Retype the records below word for word and omit any image.
━━━
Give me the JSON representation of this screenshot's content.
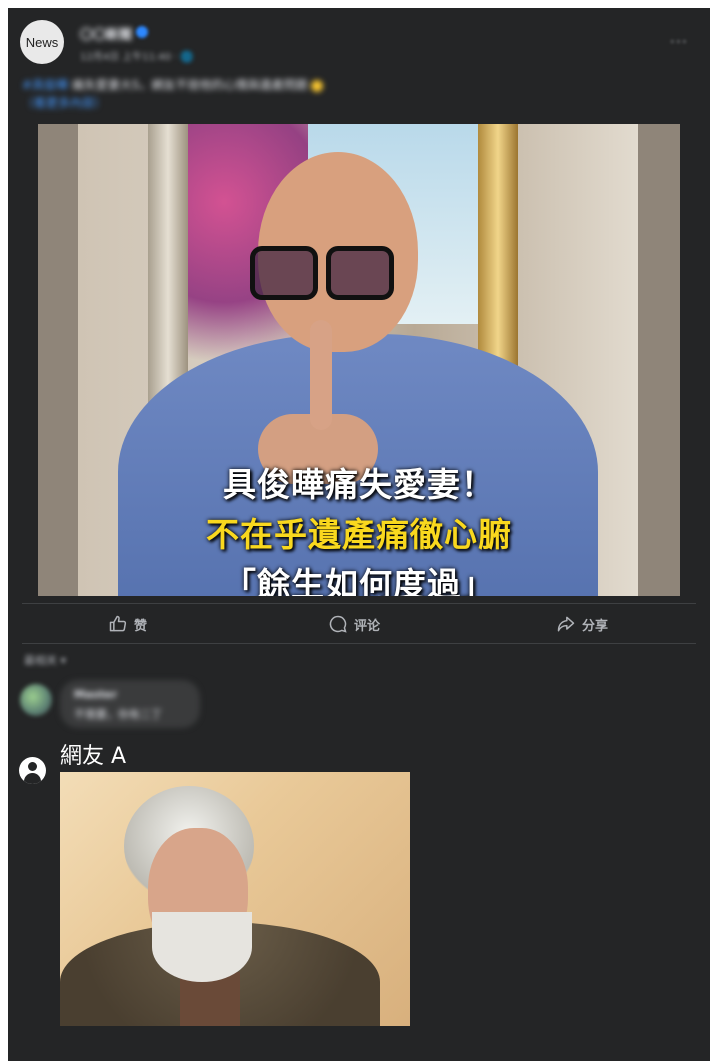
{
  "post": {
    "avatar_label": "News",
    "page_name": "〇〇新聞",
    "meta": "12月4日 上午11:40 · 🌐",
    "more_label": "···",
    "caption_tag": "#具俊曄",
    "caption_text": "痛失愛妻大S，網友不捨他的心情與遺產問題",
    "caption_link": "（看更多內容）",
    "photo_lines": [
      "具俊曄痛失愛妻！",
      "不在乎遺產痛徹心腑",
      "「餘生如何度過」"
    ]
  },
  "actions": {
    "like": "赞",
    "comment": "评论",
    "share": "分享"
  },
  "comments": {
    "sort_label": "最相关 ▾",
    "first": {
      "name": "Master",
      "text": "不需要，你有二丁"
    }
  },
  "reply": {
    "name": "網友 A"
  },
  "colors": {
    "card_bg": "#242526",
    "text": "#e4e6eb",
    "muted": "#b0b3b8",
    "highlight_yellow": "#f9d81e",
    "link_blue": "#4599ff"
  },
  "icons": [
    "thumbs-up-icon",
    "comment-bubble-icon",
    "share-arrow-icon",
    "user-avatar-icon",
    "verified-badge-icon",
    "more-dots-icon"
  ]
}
━━━
THE RESULT:
Give me the JSON representation of this screenshot's content.
{
  "post": {
    "avatar_label": "News",
    "page_name": "〇〇新聞",
    "meta": "12月4日 上午11:40 · 🌐",
    "more_label": "···",
    "caption_tag": "#具俊曄",
    "caption_text": "痛失愛妻大S，網友不捨他的心情與遺產問題",
    "caption_link": "（看更多內容）",
    "photo_lines": [
      "具俊曄痛失愛妻！",
      "不在乎遺產痛徹心腑",
      "「餘生如何度過」"
    ]
  },
  "actions": {
    "like": "赞",
    "comment": "评论",
    "share": "分享"
  },
  "comments": {
    "sort_label": "最相关 ▾",
    "first": {
      "name": "Master",
      "text": "不需要，你有二丁"
    }
  },
  "reply": {
    "name": "網友 A"
  },
  "colors": {
    "card_bg": "#242526",
    "text": "#e4e6eb",
    "muted": "#b0b3b8",
    "highlight_yellow": "#f9d81e",
    "link_blue": "#4599ff"
  },
  "icons": [
    "thumbs-up-icon",
    "comment-bubble-icon",
    "share-arrow-icon",
    "user-avatar-icon",
    "verified-badge-icon",
    "more-dots-icon"
  ]
}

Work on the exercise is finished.